**EXERCISE TASK**
Could you repeat the rows below, replacing every "[interactable]" with "[clickable]" and leaving everything else unchanged? Leave the pictures out of your answer.

::: STORED RECORDS :::

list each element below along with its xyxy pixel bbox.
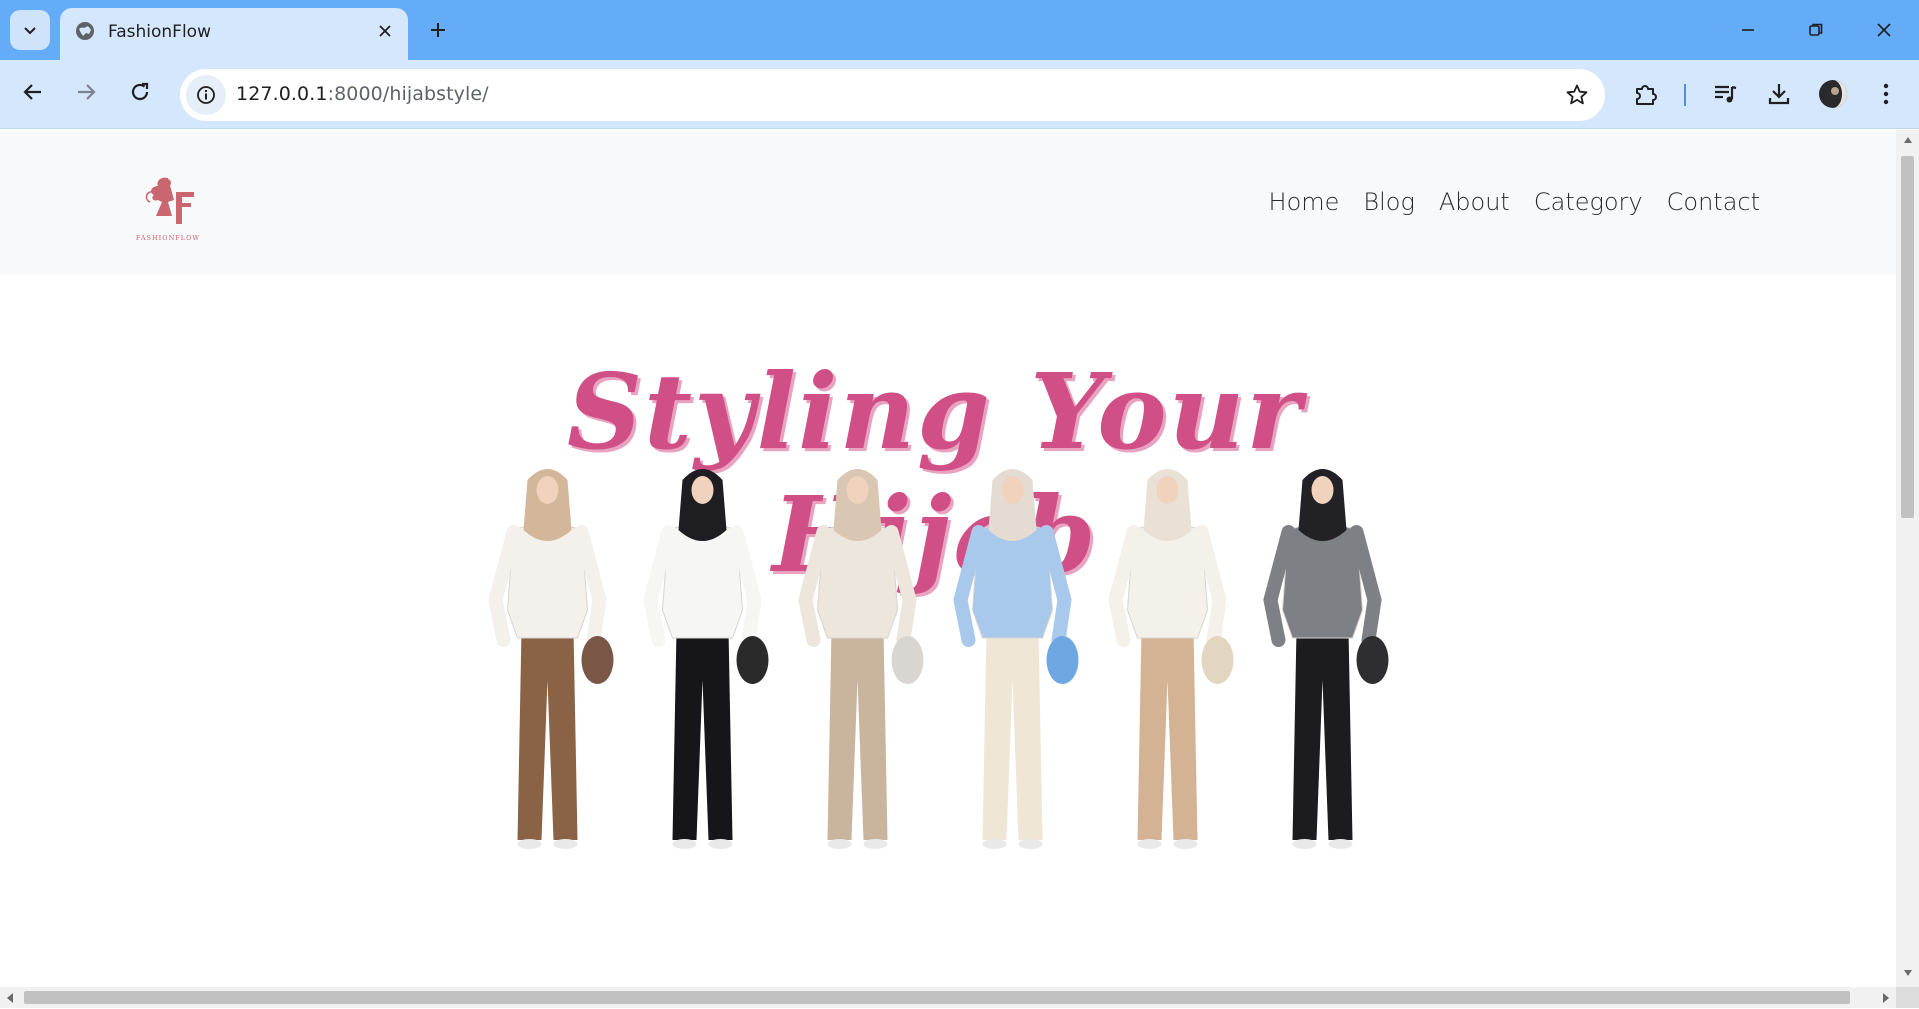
site-logo[interactable]: FASHIONFLOW	[128, 170, 208, 244]
nav-about-link[interactable]: About	[1427, 188, 1522, 216]
reload-icon	[131, 82, 149, 101]
scroll-left-arrow[interactable]	[6, 991, 14, 1009]
site-header: FASHIONFLOW Home Blog About Category Con…	[0, 130, 1896, 274]
new-tab-button[interactable]	[422, 12, 454, 48]
restore-icon	[1809, 23, 1823, 36]
download-icon	[1768, 84, 1790, 105]
scrollbar-corner	[1896, 987, 1919, 1008]
outfit-model	[1108, 469, 1234, 849]
minimize-icon	[1742, 29, 1754, 31]
minimize-button[interactable]	[1722, 8, 1774, 52]
tab-search-button[interactable]	[10, 10, 50, 50]
triangle-left-icon	[7, 993, 13, 1003]
avatar-icon	[1819, 80, 1847, 108]
scroll-down-arrow[interactable]	[1901, 969, 1914, 981]
outfit-model	[798, 469, 924, 849]
url-text[interactable]: 127.0.0.1:8000/hijabstyle/	[236, 83, 489, 105]
tab-title: FashionFlow	[108, 22, 211, 42]
hijab-style-hero: Styling Your Hijab	[470, 350, 1400, 890]
extensions-button[interactable]	[1626, 74, 1666, 114]
nav-category-link[interactable]: Category	[1522, 188, 1655, 216]
reload-button[interactable]	[120, 72, 160, 112]
browser-toolbar: 127.0.0.1:8000/hijabstyle/	[0, 60, 1919, 129]
bookmark-button[interactable]	[1563, 81, 1591, 109]
address-bar[interactable]: 127.0.0.1:8000/hijabstyle/	[180, 69, 1605, 121]
star-icon	[1566, 84, 1588, 105]
outfit-model	[1263, 469, 1389, 849]
triangle-down-icon	[1903, 970, 1912, 976]
nav-contact-link[interactable]: Contact	[1655, 188, 1772, 216]
logo-text: FASHIONFLOW	[136, 234, 200, 242]
page-viewport: FASHIONFLOW Home Blog About Category Con…	[0, 130, 1896, 987]
playlist-icon	[1715, 85, 1737, 103]
scroll-up-arrow[interactable]	[1901, 136, 1914, 148]
triangle-right-icon	[1883, 993, 1889, 1003]
browser-tab[interactable]: FashionFlow	[60, 8, 408, 60]
site-nav: Home Blog About Category Contact	[1257, 188, 1772, 216]
outfit-models-illustration	[488, 469, 1389, 849]
downloads-button[interactable]	[1759, 74, 1799, 114]
tab-close-button[interactable]	[372, 18, 398, 44]
browser-menu-button[interactable]	[1866, 74, 1906, 114]
url-path: :8000/hijabstyle/	[327, 83, 489, 105]
back-button[interactable]	[13, 72, 53, 112]
globe-icon	[76, 22, 94, 40]
vertical-scrollbar[interactable]	[1896, 130, 1919, 987]
browser-tabstrip: FashionFlow	[0, 0, 1919, 60]
site-info-button[interactable]	[186, 75, 226, 115]
chevron-down-icon	[24, 27, 36, 35]
close-icon	[1877, 23, 1891, 37]
info-icon	[197, 86, 215, 104]
plus-icon	[431, 23, 445, 37]
nav-home-link[interactable]: Home	[1257, 188, 1352, 216]
forward-button[interactable]	[66, 72, 106, 112]
close-window-button[interactable]	[1858, 8, 1910, 52]
outfit-model	[643, 469, 769, 849]
restore-button[interactable]	[1790, 8, 1842, 52]
url-host: 127.0.0.1	[236, 83, 328, 105]
vertical-scroll-thumb[interactable]	[1901, 156, 1914, 518]
puzzle-icon	[1636, 85, 1657, 105]
scroll-right-arrow[interactable]	[1882, 991, 1890, 1009]
arrow-left-icon	[23, 84, 41, 100]
profile-button[interactable]	[1813, 74, 1853, 114]
arrow-right-icon	[78, 84, 96, 100]
more-vertical-icon	[1883, 83, 1889, 105]
outfit-model	[953, 469, 1079, 849]
toolbar-separator	[1684, 84, 1686, 106]
close-icon	[379, 25, 391, 37]
outfit-model	[488, 469, 614, 849]
fashionflow-logo-icon: FASHIONFLOW	[136, 177, 200, 242]
horizontal-scrollbar[interactable]	[0, 987, 1896, 1008]
horizontal-scroll-thumb[interactable]	[24, 991, 1850, 1004]
triangle-up-icon	[1903, 137, 1912, 143]
nav-blog-link[interactable]: Blog	[1351, 188, 1426, 216]
media-controls-button[interactable]	[1705, 74, 1745, 114]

:::

**EXERCISE RESULT**
list each element below along with its xyxy pixel bbox.
site-logo[clickable]: FASHIONFLOW	[128, 170, 208, 244]
nav-about-link[clickable]: About	[1427, 188, 1522, 216]
reload-icon	[131, 82, 149, 101]
scroll-left-arrow[clickable]	[6, 991, 14, 1009]
site-header: FASHIONFLOW Home Blog About Category Con…	[0, 130, 1896, 274]
new-tab-button[clickable]	[422, 12, 454, 48]
restore-icon	[1809, 23, 1823, 36]
download-icon	[1768, 84, 1790, 105]
scrollbar-corner	[1896, 987, 1919, 1008]
outfit-model	[1108, 469, 1234, 849]
minimize-icon	[1742, 29, 1754, 31]
minimize-button[clickable]	[1722, 8, 1774, 52]
tab-search-button[clickable]	[10, 10, 50, 50]
triangle-left-icon	[7, 993, 13, 1003]
avatar-icon	[1819, 80, 1847, 108]
scroll-down-arrow[clickable]	[1901, 969, 1914, 981]
outfit-model	[798, 469, 924, 849]
url-text[clickable]: 127.0.0.1:8000/hijabstyle/	[236, 83, 489, 105]
tab-title: FashionFlow	[108, 22, 211, 42]
hijab-style-hero: Styling Your Hijab	[470, 350, 1400, 890]
extensions-button[clickable]	[1626, 74, 1666, 114]
nav-category-link[clickable]: Category	[1522, 188, 1655, 216]
reload-button[clickable]	[120, 72, 160, 112]
browser-toolbar: 127.0.0.1:8000/hijabstyle/	[0, 60, 1919, 129]
bookmark-button[clickable]	[1563, 81, 1591, 109]
address-bar[clickable]: 127.0.0.1:8000/hijabstyle/	[180, 69, 1605, 121]
star-icon	[1566, 84, 1588, 105]
outfit-model	[1263, 469, 1389, 849]
triangle-down-icon	[1903, 970, 1912, 976]
nav-contact-link[clickable]: Contact	[1655, 188, 1772, 216]
logo-text: FASHIONFLOW	[136, 234, 200, 242]
page-viewport: FASHIONFLOW Home Blog About Category Con…	[0, 130, 1896, 987]
playlist-icon	[1715, 85, 1737, 103]
scroll-up-arrow[clickable]	[1901, 136, 1914, 148]
triangle-right-icon	[1883, 993, 1889, 1003]
browser-tab[clickable]: FashionFlow	[60, 8, 408, 60]
site-nav: Home Blog About Category Contact	[1257, 188, 1772, 216]
outfit-models-illustration	[488, 469, 1389, 849]
downloads-button[clickable]	[1759, 74, 1799, 114]
tab-close-button[clickable]	[372, 18, 398, 44]
browser-menu-button[clickable]	[1866, 74, 1906, 114]
url-path: :8000/hijabstyle/	[327, 83, 489, 105]
back-button[clickable]	[13, 72, 53, 112]
globe-icon	[76, 22, 94, 40]
vertical-scrollbar[clickable]	[1896, 130, 1919, 987]
browser-tabstrip: FashionFlow	[0, 0, 1919, 60]
site-info-button[clickable]	[186, 75, 226, 115]
chevron-down-icon	[24, 27, 36, 35]
close-icon	[1877, 23, 1891, 37]
info-icon	[197, 86, 215, 104]
plus-icon	[431, 23, 445, 37]
nav-home-link[clickable]: Home	[1257, 188, 1352, 216]
forward-button[clickable]	[66, 72, 106, 112]
close-window-button[clickable]	[1858, 8, 1910, 52]
outfit-model	[643, 469, 769, 849]
restore-button[clickable]	[1790, 8, 1842, 52]
url-host: 127.0.0.1	[236, 83, 328, 105]
vertical-scroll-thumb[clickable]	[1901, 156, 1914, 518]
puzzle-icon	[1636, 85, 1657, 105]
scroll-right-arrow[clickable]	[1882, 991, 1890, 1009]
arrow-left-icon	[23, 84, 41, 100]
profile-button[clickable]	[1813, 74, 1853, 114]
arrow-right-icon	[78, 84, 96, 100]
more-vertical-icon	[1883, 83, 1889, 105]
outfit-model	[953, 469, 1079, 849]
toolbar-separator	[1684, 84, 1686, 106]
close-icon	[379, 25, 391, 37]
outfit-model	[488, 469, 614, 849]
fashionflow-logo-icon: FASHIONFLOW	[136, 177, 200, 242]
horizontal-scrollbar[clickable]	[0, 987, 1896, 1008]
horizontal-scroll-thumb[clickable]	[24, 991, 1850, 1004]
triangle-up-icon	[1903, 137, 1912, 143]
nav-blog-link[clickable]: Blog	[1351, 188, 1426, 216]
media-controls-button[clickable]	[1705, 74, 1745, 114]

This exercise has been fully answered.